## Exercise prompt
Reproduce every one of the following entries word for word, changing nothing.

Saved entries:

_ _ _

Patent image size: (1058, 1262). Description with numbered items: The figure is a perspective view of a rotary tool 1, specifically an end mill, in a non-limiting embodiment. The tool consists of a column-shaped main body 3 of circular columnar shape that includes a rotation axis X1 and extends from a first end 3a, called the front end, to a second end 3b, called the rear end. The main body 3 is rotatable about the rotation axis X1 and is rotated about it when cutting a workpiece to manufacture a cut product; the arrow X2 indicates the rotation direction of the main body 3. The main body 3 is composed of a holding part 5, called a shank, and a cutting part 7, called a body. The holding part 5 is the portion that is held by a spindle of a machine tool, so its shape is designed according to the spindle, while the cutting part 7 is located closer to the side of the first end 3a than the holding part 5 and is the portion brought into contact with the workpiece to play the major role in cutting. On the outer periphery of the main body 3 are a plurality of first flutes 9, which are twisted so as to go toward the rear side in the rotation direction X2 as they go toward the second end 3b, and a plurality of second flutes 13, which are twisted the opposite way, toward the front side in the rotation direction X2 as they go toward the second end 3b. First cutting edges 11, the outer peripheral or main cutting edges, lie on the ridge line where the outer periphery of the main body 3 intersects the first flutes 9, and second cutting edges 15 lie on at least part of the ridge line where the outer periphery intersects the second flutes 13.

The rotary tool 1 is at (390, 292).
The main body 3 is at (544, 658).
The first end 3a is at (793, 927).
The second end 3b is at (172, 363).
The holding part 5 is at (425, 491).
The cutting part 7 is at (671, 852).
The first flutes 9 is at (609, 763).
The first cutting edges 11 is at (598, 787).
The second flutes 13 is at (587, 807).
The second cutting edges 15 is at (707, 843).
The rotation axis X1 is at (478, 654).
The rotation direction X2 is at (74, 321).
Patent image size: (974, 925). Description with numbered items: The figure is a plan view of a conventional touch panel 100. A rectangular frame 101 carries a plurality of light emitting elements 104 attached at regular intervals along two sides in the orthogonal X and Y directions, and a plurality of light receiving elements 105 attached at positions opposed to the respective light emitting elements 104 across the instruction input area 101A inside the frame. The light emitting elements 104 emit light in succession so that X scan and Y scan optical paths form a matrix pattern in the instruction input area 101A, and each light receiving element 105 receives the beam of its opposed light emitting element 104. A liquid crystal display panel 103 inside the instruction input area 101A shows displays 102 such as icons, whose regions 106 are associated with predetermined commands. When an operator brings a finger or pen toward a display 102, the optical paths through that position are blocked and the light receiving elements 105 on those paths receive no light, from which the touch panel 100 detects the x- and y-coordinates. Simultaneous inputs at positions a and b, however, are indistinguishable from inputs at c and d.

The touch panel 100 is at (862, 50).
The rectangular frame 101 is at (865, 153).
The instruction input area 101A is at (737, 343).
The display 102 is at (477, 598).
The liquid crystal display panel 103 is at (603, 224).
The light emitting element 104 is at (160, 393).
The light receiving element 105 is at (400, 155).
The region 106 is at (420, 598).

_ _ _

## The response
Patent image size: (1058, 1262). Description with numbered items: The figure is a perspective view of a rotary tool 1, specifically an end mill, in a non-limiting embodiment. The tool consists of a column-shaped main body 3 of circular columnar shape that includes a rotation axis X1 and extends from a first end 3a, called the front end, to a second end 3b, called the rear end. The main body 3 is rotatable about the rotation axis X1 and is rotated about it when cutting a workpiece to manufacture a cut product; the arrow X2 indicates the rotation direction of the main body 3. The main body 3 is composed of a holding part 5, called a shank, and a cutting part 7, called a body. The holding part 5 is the portion that is held by a spindle of a machine tool, so its shape is designed according to the spindle, while the cutting part 7 is located closer to the side of the first end 3a than the holding part 5 and is the portion brought into contact with the workpiece to play the major role in cutting. On the outer periphery of the main body 3 are a plurality of first flutes 9, which are twisted so as to go toward the rear side in the rotation direction X2 as they go toward the second end 3b, and a plurality of second flutes 13, which are twisted the opposite way, toward the front side in the rotation direction X2 as they go toward the second end 3b. First cutting edges 11, the outer peripheral or main cutting edges, lie on the ridge line where the outer periphery of the main body 3 intersects the first flutes 9, and second cutting edges 15 lie on at least part of the ridge line where the outer periphery intersects the second flutes 13.

The rotary tool 1 is at (390, 292).
The main body 3 is at (544, 658).
The first end 3a is at (793, 927).
The second end 3b is at (172, 363).
The holding part 5 is at (425, 491).
The cutting part 7 is at (671, 852).
The first flutes 9 is at (609, 763).
The first cutting edges 11 is at (598, 787).
The second flutes 13 is at (587, 807).
The second cutting edges 15 is at (707, 843).
The rotation axis X1 is at (478, 654).
The rotation direction X2 is at (74, 321).
Patent image size: (974, 925). Description with numbered items: The figure is a plan view of a conventional touch panel 100. A rectangular frame 101 carries a plurality of light emitting elements 104 attached at regular intervals along two sides in the orthogonal X and Y directions, and a plurality of light receiving elements 105 attached at positions opposed to the respective light emitting elements 104 across the instruction input area 101A inside the frame. The light emitting elements 104 emit light in succession so that X scan and Y scan optical paths form a matrix pattern in the instruction input area 101A, and each light receiving element 105 receives the beam of its opposed light emitting element 104. A liquid crystal display panel 103 inside the instruction input area 101A shows displays 102 such as icons, whose regions 106 are associated with predetermined commands. When an operator brings a finger or pen toward a display 102, the optical paths through that position are blocked and the light receiving elements 105 on those paths receive no light, from which the touch panel 100 detects the x- and y-coordinates. Simultaneous inputs at positions a and b, however, are indistinguishable from inputs at c and d.

The touch panel 100 is at (862, 50).
The rectangular frame 101 is at (865, 153).
The instruction input area 101A is at (737, 343).
The display 102 is at (477, 598).
The liquid crystal display panel 103 is at (603, 224).
The light emitting element 104 is at (160, 393).
The light receiving element 105 is at (400, 155).
The region 106 is at (420, 598).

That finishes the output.